= What to do =
Identify and copy all lines of the material where the string "width" is found.

(Collected data entries)
▼▼▼
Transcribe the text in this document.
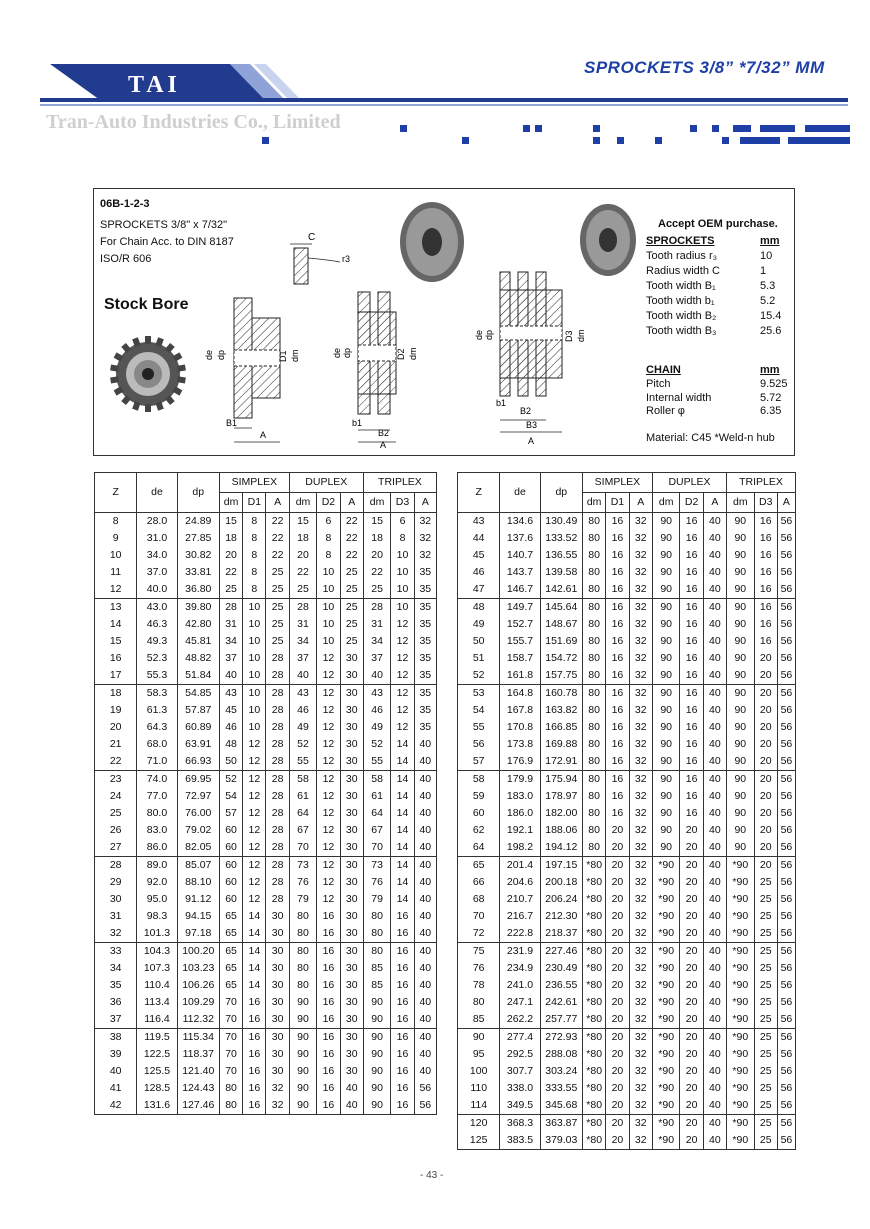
TAI
SPROCKETS 3/8” *7/32” MM
Tran-Auto Industries Co., Limited
06B-1-2-3
SPROCKETS 3/8" x 7/32"
For Chain Acc. to DIN 8187
ISO/R 606
Stock Bore
C
r3
de dp	D1 dm
B1
A
de dp	D2 dm
b1
B2
A
de dp	D3 dm
b1
B2
B3
A
Accept OEM purchase.
SPROCKETS	mm
Tooth radius r₃	10
Radius width C	1
Tooth width B₁	5.3
Tooth width b₁	5.2
Tooth width B₂	15.4
Tooth width B₃	25.6
CHAIN	mm
Pitch	9.525
Internal width	5.72
Roller φ	6.35
Material: C45 *Weld-n hub
Z	de	dp	SIMPLEX			DUPLEX			TRIPLEX		
			dm	D1	A	dm	D2	A	dm	D3	A
8	28.0	24.89	15	8	22	15	6	22	15	6	32
9	31.0	27.85	18	8	22	18	8	22	18	8	32
10	34.0	30.82	20	8	22	20	8	22	20	10	32
11	37.0	33.81	22	8	25	22	10	25	22	10	35
12	40.0	36.80	25	8	25	25	10	25	25	10	35
13	43.0	39.80	28	10	25	28	10	25	28	10	35
14	46.3	42.80	31	10	25	31	10	25	31	12	35
15	49.3	45.81	34	10	25	34	10	25	34	12	35
16	52.3	48.82	37	10	28	37	12	30	37	12	35
17	55.3	51.84	40	10	28	40	12	30	40	12	35
18	58.3	54.85	43	10	28	43	12	30	43	12	35
19	61.3	57.87	45	10	28	46	12	30	46	12	35
20	64.3	60.89	46	10	28	49	12	30	49	12	35
21	68.0	63.91	48	12	28	52	12	30	52	14	40
22	71.0	66.93	50	12	28	55	12	30	55	14	40
23	74.0	69.95	52	12	28	58	12	30	58	14	40
24	77.0	72.97	54	12	28	61	12	30	61	14	40
25	80.0	76.00	57	12	28	64	12	30	64	14	40
26	83.0	79.02	60	12	28	67	12	30	67	14	40
27	86.0	82.05	60	12	28	70	12	30	70	14	40
28	89.0	85.07	60	12	28	73	12	30	73	14	40
29	92.0	88.10	60	12	28	76	12	30	76	14	40
30	95.0	91.12	60	12	28	79	12	30	79	14	40
31	98.3	94.15	65	14	30	80	16	30	80	16	40
32	101.3	97.18	65	14	30	80	16	30	80	16	40
33	104.3	100.20	65	14	30	80	16	30	80	16	40
34	107.3	103.23	65	14	30	80	16	30	85	16	40
35	110.4	106.26	65	14	30	80	16	30	85	16	40
36	113.4	109.29	70	16	30	90	16	30	90	16	40
37	116.4	112.32	70	16	30	90	16	30	90	16	40
38	119.5	115.34	70	16	30	90	16	30	90	16	40
39	122.5	118.37	70	16	30	90	16	30	90	16	40
40	125.5	121.40	70	16	30	90	16	30	90	16	40
41	128.5	124.43	80	16	32	90	16	40	90	16	56
42	131.6	127.46	80	16	32	90	16	40	90	16	56
Z	de	dp	SIMPLEX			DUPLEX			TRIPLEX		
			dm	D1	A	dm	D2	A	dm	D3	A
43	134.6	130.49	80	16	32	90	16	40	90	16	56
44	137.6	133.52	80	16	32	90	16	40	90	16	56
45	140.7	136.55	80	16	32	90	16	40	90	16	56
46	143.7	139.58	80	16	32	90	16	40	90	16	56
47	146.7	142.61	80	16	32	90	16	40	90	16	56
48	149.7	145.64	80	16	32	90	16	40	90	16	56
49	152.7	148.67	80	16	32	90	16	40	90	16	56
50	155.7	151.69	80	16	32	90	16	40	90	16	56
51	158.7	154.72	80	16	32	90	16	40	90	20	56
52	161.8	157.75	80	16	32	90	16	40	90	20	56
53	164.8	160.78	80	16	32	90	16	40	90	20	56
54	167.8	163.82	80	16	32	90	16	40	90	20	56
55	170.8	166.85	80	16	32	90	16	40	90	20	56
56	173.8	169.88	80	16	32	90	16	40	90	20	56
57	176.9	172.91	80	16	32	90	16	40	90	20	56
58	179.9	175.94	80	16	32	90	16	40	90	20	56
59	183.0	178.97	80	16	32	90	16	40	90	20	56
60	186.0	182.00	80	16	32	90	16	40	90	20	56
62	192.1	188.06	80	20	32	90	20	40	90	20	56
64	198.2	194.12	80	20	32	90	20	40	90	20	56
65	201.4	197.15	*80	20	32	*90	20	40	*90	20	56
66	204.6	200.18	*80	20	32	*90	20	40	*90	25	56
68	210.7	206.24	*80	20	32	*90	20	40	*90	25	56
70	216.7	212.30	*80	20	32	*90	20	40	*90	25	56
72	222.8	218.37	*80	20	32	*90	20	40	*90	25	56
75	231.9	227.46	*80	20	32	*90	20	40	*90	25	56
76	234.9	230.49	*80	20	32	*90	20	40	*90	25	56
78	241.0	236.55	*80	20	32	*90	20	40	*90	25	56
80	247.1	242.61	*80	20	32	*90	20	40	*90	25	56
85	262.2	257.77	*80	20	32	*90	20	40	*90	25	56
90	277.4	272.93	*80	20	32	*90	20	40	*90	25	56
95	292.5	288.08	*80	20	32	*90	20	40	*90	25	56
100	307.7	303.24	*80	20	32	*90	20	40	*90	25	56
110	338.0	333.55	*80	20	32	*90	20	40	*90	25	56
114	349.5	345.68	*80	20	32	*90	20	40	*90	25	56
120	368.3	363.87	*80	20	32	*90	20	40	*90	25	56
125	383.5	379.03	*80	20	32	*90	20	40	*90	25	56
- 43 -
▲▲▲
= Worked solution =
Radius width C	1
Tooth width B₁	5.3
Tooth width b₁	5.2
Tooth width B₂	15.4
Tooth width B₃	25.6
Internal width	5.72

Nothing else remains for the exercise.